_Stated problem_
Make an exact copy of the entries below.

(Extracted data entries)
--- BEGIN ---
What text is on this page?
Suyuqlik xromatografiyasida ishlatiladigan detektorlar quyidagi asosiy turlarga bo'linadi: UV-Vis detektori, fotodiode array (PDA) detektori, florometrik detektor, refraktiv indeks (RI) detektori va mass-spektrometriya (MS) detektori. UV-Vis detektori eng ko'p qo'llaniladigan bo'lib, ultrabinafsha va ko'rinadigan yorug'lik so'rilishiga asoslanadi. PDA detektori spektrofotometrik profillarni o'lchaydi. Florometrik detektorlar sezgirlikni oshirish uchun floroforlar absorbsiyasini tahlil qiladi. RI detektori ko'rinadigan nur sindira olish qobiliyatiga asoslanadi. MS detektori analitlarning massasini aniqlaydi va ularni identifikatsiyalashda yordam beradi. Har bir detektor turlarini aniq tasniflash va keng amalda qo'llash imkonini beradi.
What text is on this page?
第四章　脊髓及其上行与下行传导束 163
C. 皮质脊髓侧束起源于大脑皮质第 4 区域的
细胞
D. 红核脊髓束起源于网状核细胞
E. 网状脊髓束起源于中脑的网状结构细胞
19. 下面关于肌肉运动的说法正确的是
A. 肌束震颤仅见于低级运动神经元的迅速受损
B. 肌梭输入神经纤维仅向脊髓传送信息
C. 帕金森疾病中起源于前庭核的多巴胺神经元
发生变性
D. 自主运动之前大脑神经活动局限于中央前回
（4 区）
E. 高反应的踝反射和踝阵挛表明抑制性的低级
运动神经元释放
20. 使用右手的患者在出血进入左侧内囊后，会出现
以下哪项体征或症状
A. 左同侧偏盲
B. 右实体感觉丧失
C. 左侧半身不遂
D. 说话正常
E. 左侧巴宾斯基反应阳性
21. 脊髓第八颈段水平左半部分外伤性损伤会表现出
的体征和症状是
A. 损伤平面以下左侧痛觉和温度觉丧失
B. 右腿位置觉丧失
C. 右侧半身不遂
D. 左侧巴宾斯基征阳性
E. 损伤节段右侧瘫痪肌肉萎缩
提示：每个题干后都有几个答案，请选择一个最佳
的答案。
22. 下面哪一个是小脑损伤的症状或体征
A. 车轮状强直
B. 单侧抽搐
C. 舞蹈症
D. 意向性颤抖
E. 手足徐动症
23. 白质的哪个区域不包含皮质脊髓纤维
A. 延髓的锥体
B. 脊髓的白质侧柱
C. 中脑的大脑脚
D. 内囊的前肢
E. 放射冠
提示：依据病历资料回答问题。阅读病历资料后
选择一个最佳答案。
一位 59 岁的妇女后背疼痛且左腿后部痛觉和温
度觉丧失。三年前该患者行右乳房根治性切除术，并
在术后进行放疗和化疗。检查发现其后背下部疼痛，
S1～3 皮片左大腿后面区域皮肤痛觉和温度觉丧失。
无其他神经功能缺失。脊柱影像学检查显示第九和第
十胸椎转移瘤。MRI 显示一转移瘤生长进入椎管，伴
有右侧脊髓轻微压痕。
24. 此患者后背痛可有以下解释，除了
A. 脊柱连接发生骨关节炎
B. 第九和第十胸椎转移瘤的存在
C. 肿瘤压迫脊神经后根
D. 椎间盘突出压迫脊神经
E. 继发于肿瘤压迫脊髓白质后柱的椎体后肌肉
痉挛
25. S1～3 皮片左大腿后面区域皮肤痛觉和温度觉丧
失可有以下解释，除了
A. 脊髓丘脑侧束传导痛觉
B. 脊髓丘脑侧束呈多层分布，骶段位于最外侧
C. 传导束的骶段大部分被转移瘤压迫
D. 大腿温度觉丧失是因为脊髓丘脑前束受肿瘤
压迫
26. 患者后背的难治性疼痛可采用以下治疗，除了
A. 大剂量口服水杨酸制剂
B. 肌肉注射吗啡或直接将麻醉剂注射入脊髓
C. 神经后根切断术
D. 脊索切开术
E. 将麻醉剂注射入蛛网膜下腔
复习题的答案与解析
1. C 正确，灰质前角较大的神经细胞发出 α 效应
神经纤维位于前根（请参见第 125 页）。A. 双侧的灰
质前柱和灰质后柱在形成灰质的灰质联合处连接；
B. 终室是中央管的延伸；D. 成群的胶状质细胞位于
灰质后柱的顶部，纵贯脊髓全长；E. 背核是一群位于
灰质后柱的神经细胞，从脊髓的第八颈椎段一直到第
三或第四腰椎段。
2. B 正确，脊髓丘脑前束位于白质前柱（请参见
--- END ---
_Solution to the problem_
What text is on this page?
Suyuqlik xromatografiyasida ishlatiladigan detektorlar quyidagi asosiy turlarga bo'linadi: UV-Vis detektori, fotodiode array (PDA) detektori, florometrik detektor, refraktiv indeks (RI) detektori va mass-spektrometriya (MS) detektori. UV-Vis detektori eng ko'p qo'llaniladigan bo'lib, ultrabinafsha va ko'rinadigan yorug'lik so'rilishiga asoslanadi. PDA detektori spektrofotometrik profillarni o'lchaydi. Florometrik detektorlar sezgirlikni oshirish uchun floroforlar absorbsiyasini tahlil qiladi. RI detektori ko'rinadigan nur sindira olish qobiliyatiga asoslanadi. MS detektori analitlarning massasini aniqlaydi va ularni identifikatsiyalashda yordam beradi. Har bir detektor turlarini aniq tasniflash va keng amalda qo'llash imkonini beradi.
What text is on this page?
第四章　脊髓及其上行与下行传导束 163
C. 皮质脊髓侧束起源于大脑皮质第 4 区域的
细胞
D. 红核脊髓束起源于网状核细胞
E. 网状脊髓束起源于中脑的网状结构细胞
19. 下面关于肌肉运动的说法正确的是
A. 肌束震颤仅见于低级运动神经元的迅速受损
B. 肌梭输入神经纤维仅向脊髓传送信息
C. 帕金森疾病中起源于前庭核的多巴胺神经元
发生变性
D. 自主运动之前大脑神经活动局限于中央前回
（4 区）
E. 高反应的踝反射和踝阵挛表明抑制性的低级
运动神经元释放
20. 使用右手的患者在出血进入左侧内囊后，会出现
以下哪项体征或症状
A. 左同侧偏盲
B. 右实体感觉丧失
C. 左侧半身不遂
D. 说话正常
E. 左侧巴宾斯基反应阳性
21. 脊髓第八颈段水平左半部分外伤性损伤会表现出
的体征和症状是
A. 损伤平面以下左侧痛觉和温度觉丧失
B. 右腿位置觉丧失
C. 右侧半身不遂
D. 左侧巴宾斯基征阳性
E. 损伤节段右侧瘫痪肌肉萎缩
提示：每个题干后都有几个答案，请选择一个最佳
的答案。
22. 下面哪一个是小脑损伤的症状或体征
A. 车轮状强直
B. 单侧抽搐
C. 舞蹈症
D. 意向性颤抖
E. 手足徐动症
23. 白质的哪个区域不包含皮质脊髓纤维
A. 延髓的锥体
B. 脊髓的白质侧柱
C. 中脑的大脑脚
D. 内囊的前肢
E. 放射冠
提示：依据病历资料回答问题。阅读病历资料后
选择一个最佳答案。
一位 59 岁的妇女后背疼痛且左腿后部痛觉和温
度觉丧失。三年前该患者行右乳房根治性切除术，并
在术后进行放疗和化疗。检查发现其后背下部疼痛，
S1～3 皮片左大腿后面区域皮肤痛觉和温度觉丧失。
无其他神经功能缺失。脊柱影像学检查显示第九和第
十胸椎转移瘤。MRI 显示一转移瘤生长进入椎管，伴
有右侧脊髓轻微压痕。
24. 此患者后背痛可有以下解释，除了
A. 脊柱连接发生骨关节炎
B. 第九和第十胸椎转移瘤的存在
C. 肿瘤压迫脊神经后根
D. 椎间盘突出压迫脊神经
E. 继发于肿瘤压迫脊髓白质后柱的椎体后肌肉
痉挛
25. S1～3 皮片左大腿后面区域皮肤痛觉和温度觉丧
失可有以下解释，除了
A. 脊髓丘脑侧束传导痛觉
B. 脊髓丘脑侧束呈多层分布，骶段位于最外侧
C. 传导束的骶段大部分被转移瘤压迫
D. 大腿温度觉丧失是因为脊髓丘脑前束受肿瘤
压迫
26. 患者后背的难治性疼痛可采用以下治疗，除了
A. 大剂量口服水杨酸制剂
B. 肌肉注射吗啡或直接将麻醉剂注射入脊髓
C. 神经后根切断术
D. 脊索切开术
E. 将麻醉剂注射入蛛网膜下腔
复习题的答案与解析
1. C 正确，灰质前角较大的神经细胞发出 α 效应
神经纤维位于前根（请参见第 125 页）。A. 双侧的灰
质前柱和灰质后柱在形成灰质的灰质联合处连接；
B. 终室是中央管的延伸；D. 成群的胶状质细胞位于
灰质后柱的顶部，纵贯脊髓全长；E. 背核是一群位于
灰质后柱的神经细胞，从脊髓的第八颈椎段一直到第
三或第四腰椎段。
2. B 正确，脊髓丘脑前束位于白质前柱（请参见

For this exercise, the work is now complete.